Exercise aim
Report every line below that contains the string "spinner", copying each one in full. Case counts.

Dataset excerpts

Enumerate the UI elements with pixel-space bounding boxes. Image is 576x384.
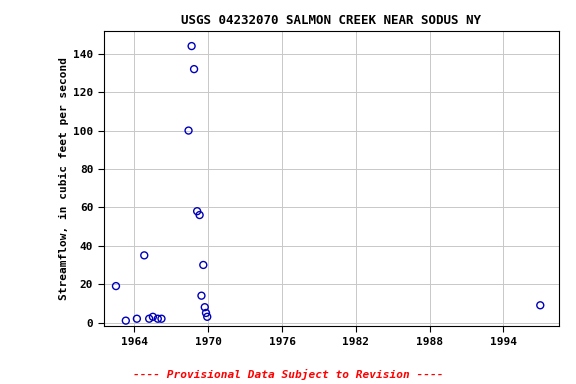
Point xyxy=(202,310,211,316)
Point xyxy=(536,302,545,308)
Point xyxy=(195,212,204,218)
Point xyxy=(187,43,196,49)
Point xyxy=(199,262,208,268)
Point xyxy=(139,252,149,258)
Point xyxy=(200,304,210,310)
Point xyxy=(121,318,130,324)
Point xyxy=(148,314,157,320)
Point xyxy=(192,208,202,214)
Point xyxy=(190,66,199,72)
Point xyxy=(157,316,166,322)
Point xyxy=(184,127,193,134)
Point xyxy=(203,314,212,320)
Point xyxy=(145,316,154,322)
Point xyxy=(132,316,142,322)
Point xyxy=(197,293,206,299)
Point xyxy=(153,316,162,322)
Title: USGS 04232070 SALMON CREEK NEAR SODUS NY: USGS 04232070 SALMON CREEK NEAR SODUS NY xyxy=(181,14,481,27)
Text: ---- Provisional Data Subject to Revision ----: ---- Provisional Data Subject to Revisio… xyxy=(132,369,444,380)
Point xyxy=(111,283,120,289)
Y-axis label: Streamflow, in cubic feet per second: Streamflow, in cubic feet per second xyxy=(59,57,69,300)
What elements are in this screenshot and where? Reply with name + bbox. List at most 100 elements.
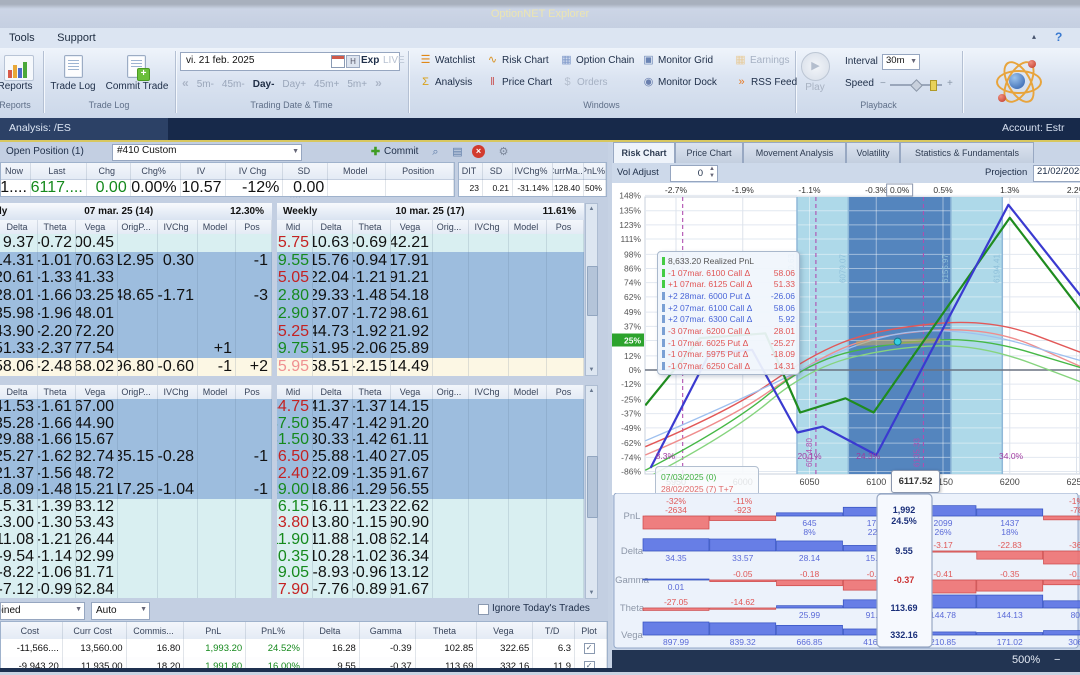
table-row[interactable]: 5.7510.63-0.69242.21 <box>277 234 584 252</box>
play-button[interactable]: ▶ <box>801 52 830 81</box>
grid-export-icon[interactable]: ▤ <box>450 145 465 159</box>
menu-support[interactable]: Support <box>48 29 105 44</box>
projection-date-input[interactable]: 21/02/2025 <box>1033 165 1080 182</box>
table-row[interactable]: 19.00-18.86-1.29356.55 <box>277 482 584 499</box>
auto-select[interactable]: Auto▼ <box>91 602 150 620</box>
time-step-5m-[interactable]: 5m- <box>197 79 214 90</box>
commit-trade-button[interactable]: Commit Trade <box>103 81 171 92</box>
scrollbar[interactable]: ▲▼ <box>585 203 598 376</box>
table-row[interactable]: 13.80-13.80-1.15290.90 <box>277 515 584 532</box>
table-row[interactable]: -35.28-1.66444.90 <box>0 416 272 433</box>
trade-log-button[interactable]: Trade Log <box>42 81 104 92</box>
speed-minus[interactable]: − <box>880 78 886 89</box>
table-row[interactable]: 43.90-2.20472.20 <box>0 323 272 341</box>
gear-icon[interactable]: ⚙ <box>496 145 511 159</box>
time-step-45m-[interactable]: 45m- <box>222 79 245 90</box>
speed-slider[interactable] <box>890 84 942 86</box>
table-row[interactable]: 14.31-1.01270.6312.950.30-1 <box>0 252 272 270</box>
watchlist-button[interactable]: ☰Watchlist <box>419 54 475 70</box>
tab-risk-chart[interactable]: Risk Chart <box>613 142 675 163</box>
table-row[interactable]: -9.54-1.14202.99 <box>0 548 272 565</box>
table-row[interactable]: -7.12-0.99162.84 <box>0 582 272 599</box>
tab-movement-analysis[interactable]: Movement Analysis <box>743 142 846 163</box>
table-row[interactable]: Weekly07 mar. 25 (14)12.30% <box>0 203 272 221</box>
table-row[interactable]: DITSDIVChg%CurrMa...PnL% <box>459 163 606 180</box>
table-row[interactable]: 37.50-35.47-1.42491.20 <box>277 416 584 433</box>
risk-chart[interactable]: 6040.636079.076155.976194.416054.806135.… <box>612 183 1080 495</box>
time-step-5m+[interactable]: 5m+ <box>347 79 367 90</box>
table-row[interactable]: -29.88-1.66415.67 <box>0 432 272 449</box>
menu-tools[interactable]: Tools <box>0 29 44 44</box>
history-icon[interactable]: H <box>346 55 360 68</box>
table-row[interactable]: -21.37-1.56348.72 <box>0 465 272 482</box>
calendar-icon[interactable] <box>331 55 345 68</box>
analysis-button[interactable]: ΣAnalysis <box>419 76 472 92</box>
position-select[interactable]: #410 Custom ▼ <box>112 144 302 161</box>
scrollbar[interactable]: ▲▼ <box>585 385 598 599</box>
search-icon[interactable]: ⌕ <box>428 145 443 159</box>
position-view-select[interactable]: Combined▼ <box>0 602 85 620</box>
table-row[interactable]: -41.53-1.61467.00 <box>0 399 272 416</box>
table-row[interactable]: 7.90-7.76-0.89191.67 <box>277 582 584 599</box>
scroll-thumb[interactable] <box>587 266 598 316</box>
trading-date-input[interactable]: vi. 21 feb. 2025 H Exp LIVE <box>180 52 400 71</box>
time-step-Day-[interactable]: Day- <box>253 79 275 90</box>
table-row[interactable]: 15.0522.04-1.21391.21 <box>277 270 584 288</box>
vol-adjust-spinner[interactable]: 0 ▲▼ <box>670 165 718 182</box>
time-step-45m+[interactable]: 45m+ <box>314 79 339 90</box>
greeks-bar-panel[interactable]: PnL-32%-2634-11%-9236458%177022%209926%1… <box>612 493 1080 650</box>
rss-feed-button[interactable]: »RSS Feed <box>735 76 797 92</box>
table-row[interactable]: 9.37-0.72200.45 <box>0 234 272 252</box>
table-row[interactable]: 11.90-11.88-1.08262.14 <box>277 532 584 549</box>
price-chart-button[interactable]: ‖Price Chart <box>486 76 552 92</box>
table-row[interactable]: 28.01-1.66403.2548.65-1.71-3 <box>0 287 272 305</box>
table-row[interactable]: CostCurr CostCommis...PnLPnL%DeltaGammaT… <box>1 622 607 640</box>
table-row[interactable]: 1....6117....0.000.00%10.57-12%0.00 <box>1 179 454 196</box>
table-row[interactable]: -8.22-1.06181.71 <box>0 565 272 582</box>
table-row[interactable]: 22.8029.33-1.48454.18 <box>277 287 584 305</box>
speed-slider-thumb[interactable] <box>930 80 937 91</box>
tab-volatility[interactable]: Volatility <box>846 142 900 163</box>
table-row[interactable]: 75.9558.51-2.15514.49 <box>277 358 584 376</box>
option-chain-button[interactable]: ▦Option Chain <box>560 54 634 70</box>
analysis-symbol-tab[interactable]: Analysis: /ES <box>0 118 168 140</box>
commit-button[interactable]: Commit <box>384 146 418 157</box>
table-row[interactable]: 58.06-2.48468.0296.80-0.60-1+2 <box>0 358 272 376</box>
table-row[interactable]: 22.40-22.09-1.35391.67 <box>277 465 584 482</box>
table-row[interactable]: MidDeltaThetaVegaOrig...IVChgModelPos <box>277 220 584 235</box>
table-row[interactable]: 10.35-10.28-1.02236.34 <box>277 548 584 565</box>
table-row[interactable]: Weekly10 mar. 25 (17)11.61% <box>277 203 584 221</box>
title-bar[interactable]: OptionNET Explorer <box>0 0 1080 28</box>
step-back-fast[interactable]: « <box>182 76 189 90</box>
table-row[interactable]: 9.05-8.93-0.96213.12 <box>277 565 584 582</box>
tab-price-chart[interactable]: Price Chart <box>675 142 743 163</box>
table-row[interactable]: 35.98-1.96448.01 <box>0 305 272 323</box>
tab-statistics-fundamentals[interactable]: Statistics & Fundamentals <box>900 142 1034 163</box>
help-icon[interactable]: ? <box>1055 30 1062 44</box>
ignore-trades-checkbox[interactable] <box>478 604 489 615</box>
close-position-icon[interactable]: × <box>472 145 485 158</box>
table-row[interactable]: NowLastChgChg%IVIV ChgSDModelPosition <box>1 163 454 180</box>
step-forward-fast[interactable]: » <box>375 76 382 90</box>
scroll-down-icon[interactable]: ▼ <box>586 590 597 596</box>
interval-select[interactable]: 30m ▼ <box>882 54 920 70</box>
table-row[interactable]: 16.15-16.11-1.23322.62 <box>277 499 584 516</box>
table-row[interactable]: 59.7551.95-2.06525.89 <box>277 341 584 359</box>
table-row[interactable]: 31.50-30.33-1.42461.11 <box>277 432 584 449</box>
risk-chart-button[interactable]: ∿Risk Chart <box>486 54 549 70</box>
scroll-up-icon[interactable]: ▲ <box>586 206 597 212</box>
table-row[interactable]: -18.09-1.48315.2117.25-1.04-1 <box>0 482 272 499</box>
scroll-thumb[interactable] <box>587 456 598 518</box>
monitor-dock-button[interactable]: ◉Monitor Dock <box>642 76 717 92</box>
table-row[interactable]: 230.21-31.14%8,128.4024.50% <box>459 179 606 196</box>
scroll-up-icon[interactable]: ▲ <box>586 388 597 394</box>
scroll-down-icon[interactable]: ▼ <box>586 367 597 373</box>
table-row[interactable]: 20.61-1.33341.33 <box>0 270 272 288</box>
table-row[interactable]: MidDeltaThetaVegaOrig...IVChgModelPos <box>277 385 584 400</box>
table-row[interactable]: 26.50-25.88-1.40427.05 <box>277 449 584 466</box>
table-row[interactable]: 9.5515.76-0.94317.91 <box>277 252 584 270</box>
table-row[interactable]: -11.08-1.21226.44 <box>0 532 272 549</box>
table-row[interactable]: 44.75-41.37-1.37514.15 <box>277 399 584 416</box>
table-row[interactable]: DeltaThetaVegaOrigP...IVChgModelPos <box>0 385 272 400</box>
spinner-arrows[interactable]: ▲▼ <box>709 166 715 180</box>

The reply
vol-adjust-spinner[interactable]: 0 ▲▼ <box>670 165 718 182</box>
spinner-arrows[interactable]: ▲▼ <box>709 166 715 180</box>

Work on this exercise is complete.